### TO DO
What follows is a set of records; repeat all of them exactly.

[A block of data]
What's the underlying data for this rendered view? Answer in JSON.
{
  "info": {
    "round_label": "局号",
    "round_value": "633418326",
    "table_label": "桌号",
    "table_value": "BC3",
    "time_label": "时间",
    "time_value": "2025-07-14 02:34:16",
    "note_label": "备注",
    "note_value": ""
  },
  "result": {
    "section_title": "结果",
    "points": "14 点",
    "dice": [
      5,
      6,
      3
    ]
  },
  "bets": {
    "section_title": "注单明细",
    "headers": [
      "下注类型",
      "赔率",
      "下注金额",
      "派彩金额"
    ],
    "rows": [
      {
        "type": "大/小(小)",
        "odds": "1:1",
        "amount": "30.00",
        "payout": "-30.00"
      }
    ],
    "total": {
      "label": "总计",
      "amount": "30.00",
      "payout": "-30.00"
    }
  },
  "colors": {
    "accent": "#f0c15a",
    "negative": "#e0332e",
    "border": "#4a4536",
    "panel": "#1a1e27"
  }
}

### TASK OUTPUT
What's the underlying data for this rendered view? Answer in JSON.
{
  "info": {
    "round_label": "局号",
    "round_value": "633418326",
    "table_label": "桌号",
    "table_value": "BC3",
    "time_label": "时间",
    "time_value": "2025-07-14 02:34:16",
    "note_label": "备注",
    "note_value": ""
  },
  "result": {
    "section_title": "结果",
    "points": "14 点",
    "dice": [
      5,
      6,
      3
    ]
  },
  "bets": {
    "section_title": "注单明细",
    "headers": [
      "下注类型",
      "赔率",
      "下注金额",
      "派彩金额"
    ],
    "rows": [
      {
        "type": "大/小(小)",
        "odds": "1:1",
        "amount": "30.00",
        "payout": "-30.00"
      }
    ],
    "total": {
      "label": "总计",
      "amount": "30.00",
      "payout": "-30.00"
    }
  },
  "colors": {
    "accent": "#f0c15a",
    "negative": "#e0332e",
    "border": "#4a4536",
    "panel": "#1a1e27"
  }
}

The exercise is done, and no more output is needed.